**JOB**
In the records below, find each line containing the word "Ashi" and copy it.

Stored items from a collection:

------------------------------------------------------------

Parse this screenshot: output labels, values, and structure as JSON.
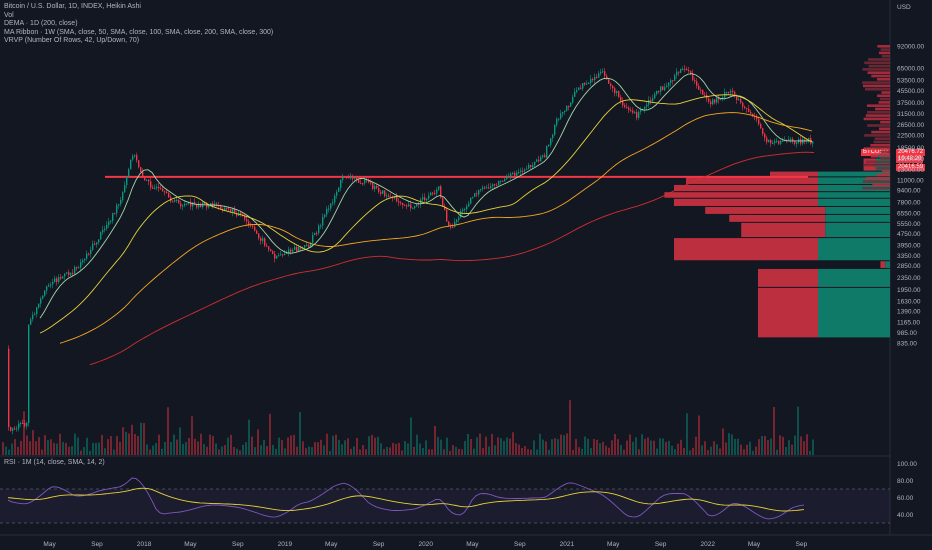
{
  "legend": {
    "title": "Bitcoin / U.S. Dollar, 1D, INDEX, Heikin Ashi",
    "vol": "Vol",
    "dema": "DEMA · 1D (200, close)",
    "ribbon": "MA Ribbon · 1W (SMA, close, 50, SMA, close, 100, SMA, close, 200, SMA, close, 300)",
    "vrvp": "VRVP (Number Of Rows, 42, Up/Down, 70)",
    "rsi": "RSI · 1M (14, close, SMA, 14, 2)"
  },
  "price_tags": {
    "symbol": "BTCUSD",
    "last": "20476.72",
    "countdown": "19:48:20",
    "low": "20416.59",
    "symbol_color": "#f23645",
    "tag_color": "#f23645"
  },
  "colors": {
    "background": "#131722",
    "up": "#089981",
    "down": "#f23645",
    "dema": "#e57373",
    "ma50": "#a5d6a7",
    "ma100": "#e8d23a",
    "ma200": "#f5a623",
    "ma300": "#d32f2f",
    "rsi": "#7e57c2",
    "rsi_ma": "#e8d23a",
    "hline": "#f23645",
    "vp_up": "#0f7a68",
    "vp_down": "#bb2f3f"
  },
  "chart_data": {
    "type": "candlestick",
    "series_style": "Heikin Ashi",
    "currency": "USD",
    "scale": "log",
    "y_ticks": [
      "92000.00",
      "65000.00",
      "53500.00",
      "45500.00",
      "37500.00",
      "31500.00",
      "26500.00",
      "22500.00",
      "18500.00",
      "15500.00",
      "13000.00",
      "11000.00",
      "9400.00",
      "7800.00",
      "6550.00",
      "5550.00",
      "4750.00",
      "3950.00",
      "3350.00",
      "2850.00",
      "2350.00",
      "1950.00",
      "1630.00",
      "1390.00",
      "1165.00",
      "985.00",
      "835.00"
    ],
    "x_ticks": [
      "May",
      "Sep",
      "2018",
      "May",
      "Sep",
      "2019",
      "May",
      "Sep",
      "2020",
      "May",
      "Sep",
      "2021",
      "May",
      "Sep",
      "2022",
      "May",
      "Sep"
    ],
    "approx_close_path": [
      {
        "date": "2017-03",
        "close": 1050
      },
      {
        "date": "2017-05",
        "close": 2200
      },
      {
        "date": "2017-07",
        "close": 2600
      },
      {
        "date": "2017-09",
        "close": 4300
      },
      {
        "date": "2017-11",
        "close": 8000
      },
      {
        "date": "2017-12",
        "close": 17000
      },
      {
        "date": "2018-01",
        "close": 11000
      },
      {
        "date": "2018-02",
        "close": 9500
      },
      {
        "date": "2018-04",
        "close": 7500
      },
      {
        "date": "2018-07",
        "close": 7400
      },
      {
        "date": "2018-09",
        "close": 6500
      },
      {
        "date": "2018-11",
        "close": 4300
      },
      {
        "date": "2018-12",
        "close": 3300
      },
      {
        "date": "2019-03",
        "close": 3900
      },
      {
        "date": "2019-05",
        "close": 7800
      },
      {
        "date": "2019-06",
        "close": 12000
      },
      {
        "date": "2019-08",
        "close": 10500
      },
      {
        "date": "2019-10",
        "close": 8300
      },
      {
        "date": "2019-12",
        "close": 7200
      },
      {
        "date": "2020-02",
        "close": 9800
      },
      {
        "date": "2020-03",
        "close": 5000
      },
      {
        "date": "2020-05",
        "close": 8800
      },
      {
        "date": "2020-08",
        "close": 11500
      },
      {
        "date": "2020-11",
        "close": 16000
      },
      {
        "date": "2020-12",
        "close": 27000
      },
      {
        "date": "2021-02",
        "close": 48000
      },
      {
        "date": "2021-04",
        "close": 60000
      },
      {
        "date": "2021-06",
        "close": 35000
      },
      {
        "date": "2021-07",
        "close": 30500
      },
      {
        "date": "2021-09",
        "close": 47000
      },
      {
        "date": "2021-11",
        "close": 66000
      },
      {
        "date": "2022-01",
        "close": 37000
      },
      {
        "date": "2022-03",
        "close": 45000
      },
      {
        "date": "2022-05",
        "close": 29500
      },
      {
        "date": "2022-06",
        "close": 20476.72
      }
    ],
    "horizontal_line": 11600,
    "volume_profile_rows": [
      {
        "price_lo": 15500,
        "price_hi": 16500,
        "up": 0.05,
        "down": 0.03
      },
      {
        "price_lo": 14000,
        "price_hi": 15500,
        "up": 0.06,
        "down": 0.05
      },
      {
        "price_lo": 12600,
        "price_hi": 14000,
        "up": 0.06,
        "down": 0.05
      },
      {
        "price_lo": 11500,
        "price_hi": 12600,
        "up": 0.3,
        "down": 0.2
      },
      {
        "price_lo": 10200,
        "price_hi": 11500,
        "up": 0.3,
        "down": 0.55
      },
      {
        "price_lo": 9100,
        "price_hi": 10200,
        "up": 0.3,
        "down": 0.6
      },
      {
        "price_lo": 8200,
        "price_hi": 9100,
        "up": 0.3,
        "down": 0.64
      },
      {
        "price_lo": 7200,
        "price_hi": 8200,
        "up": 0.3,
        "down": 0.6
      },
      {
        "price_lo": 6350,
        "price_hi": 7200,
        "up": 0.27,
        "down": 0.5
      },
      {
        "price_lo": 5600,
        "price_hi": 6350,
        "up": 0.27,
        "down": 0.4
      },
      {
        "price_lo": 4400,
        "price_hi": 5600,
        "up": 0.27,
        "down": 0.35
      },
      {
        "price_lo": 3050,
        "price_hi": 4400,
        "up": 0.3,
        "down": 0.6
      },
      {
        "price_lo": 2700,
        "price_hi": 3050,
        "up": 0.02,
        "down": 0.02
      },
      {
        "price_lo": 2000,
        "price_hi": 2700,
        "up": 0.3,
        "down": 0.25
      },
      {
        "price_lo": 900,
        "price_hi": 2000,
        "up": 0.3,
        "down": 0.25
      }
    ],
    "rsi_ticks": [
      "100.00",
      "80.00",
      "60.00",
      "40.00"
    ],
    "rsi_band": [
      30,
      70
    ]
  }
}
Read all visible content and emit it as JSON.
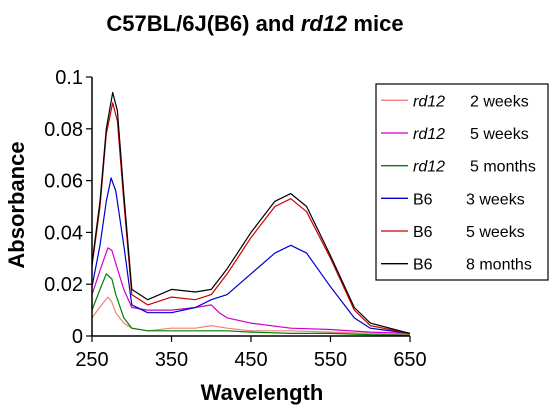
{
  "chart_data": {
    "type": "line",
    "title_parts": [
      {
        "text": "C57BL/6J(B6) and ",
        "italic": false
      },
      {
        "text": "rd12",
        "italic": true
      },
      {
        "text": " mice",
        "italic": false
      }
    ],
    "xlabel": "Wavelength",
    "ylabel": "Absorbance",
    "xlim": [
      250,
      650
    ],
    "ylim": [
      0,
      0.1
    ],
    "xticks": [
      "250",
      "350",
      "450",
      "550",
      "650"
    ],
    "yticks": [
      "0",
      "0.02",
      "0.04",
      "0.06",
      "0.08",
      "0.1"
    ],
    "legend_position": "top-right",
    "series": [
      {
        "strain": "rd12",
        "age": "2 weeks",
        "color": "#f08080",
        "x": [
          250,
          262,
          270,
          275,
          280,
          290,
          300,
          320,
          350,
          380,
          400,
          420,
          450,
          500,
          550,
          600,
          650
        ],
        "y": [
          0.007,
          0.012,
          0.015,
          0.013,
          0.009,
          0.005,
          0.003,
          0.002,
          0.003,
          0.003,
          0.004,
          0.003,
          0.002,
          0.002,
          0.0015,
          0.001,
          0.0005
        ]
      },
      {
        "strain": "rd12",
        "age": "5 weeks",
        "color": "#cc00cc",
        "x": [
          250,
          262,
          270,
          275,
          280,
          290,
          300,
          320,
          350,
          380,
          400,
          410,
          420,
          450,
          500,
          550,
          600,
          650
        ],
        "y": [
          0.016,
          0.027,
          0.034,
          0.033,
          0.028,
          0.018,
          0.011,
          0.01,
          0.01,
          0.011,
          0.012,
          0.009,
          0.007,
          0.005,
          0.003,
          0.0025,
          0.0015,
          0.001
        ]
      },
      {
        "strain": "rd12",
        "age": "5 months",
        "color": "#008000",
        "x": [
          250,
          260,
          268,
          275,
          280,
          290,
          300,
          320,
          350,
          380,
          400,
          420,
          450,
          500,
          550,
          600,
          650
        ],
        "y": [
          0.01,
          0.018,
          0.024,
          0.022,
          0.016,
          0.007,
          0.003,
          0.002,
          0.002,
          0.002,
          0.002,
          0.002,
          0.0015,
          0.001,
          0.001,
          0.0005,
          0.0003
        ]
      },
      {
        "strain": "B6",
        "age": "3 weeks",
        "color": "#0000cc",
        "x": [
          250,
          260,
          268,
          274,
          280,
          290,
          300,
          320,
          350,
          380,
          400,
          420,
          450,
          480,
          500,
          520,
          550,
          580,
          600,
          650
        ],
        "y": [
          0.019,
          0.035,
          0.052,
          0.061,
          0.056,
          0.035,
          0.012,
          0.009,
          0.009,
          0.011,
          0.014,
          0.016,
          0.024,
          0.032,
          0.035,
          0.032,
          0.019,
          0.007,
          0.003,
          0.001
        ]
      },
      {
        "strain": "B6",
        "age": "5 weeks",
        "color": "#cc0000",
        "x": [
          250,
          260,
          268,
          276,
          282,
          290,
          300,
          320,
          350,
          380,
          400,
          420,
          450,
          480,
          500,
          520,
          550,
          580,
          600,
          650
        ],
        "y": [
          0.027,
          0.05,
          0.078,
          0.09,
          0.083,
          0.052,
          0.016,
          0.012,
          0.015,
          0.014,
          0.016,
          0.024,
          0.038,
          0.05,
          0.053,
          0.048,
          0.03,
          0.01,
          0.004,
          0.001
        ]
      },
      {
        "strain": "B6",
        "age": "8 months",
        "color": "#000000",
        "x": [
          250,
          260,
          268,
          276,
          282,
          290,
          300,
          320,
          350,
          380,
          400,
          420,
          450,
          480,
          500,
          520,
          550,
          580,
          600,
          650
        ],
        "y": [
          0.028,
          0.052,
          0.08,
          0.094,
          0.087,
          0.055,
          0.018,
          0.014,
          0.018,
          0.017,
          0.018,
          0.026,
          0.04,
          0.052,
          0.055,
          0.05,
          0.031,
          0.011,
          0.005,
          0.001
        ]
      }
    ]
  }
}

------------------------------------------------------------

**RESULT OF THE EXERCISE**
    "title": "Bitcoin / U.S. Dollar, 1D, INDEX, Heikin Ashi",
    "series_style": "Heikin Ashi",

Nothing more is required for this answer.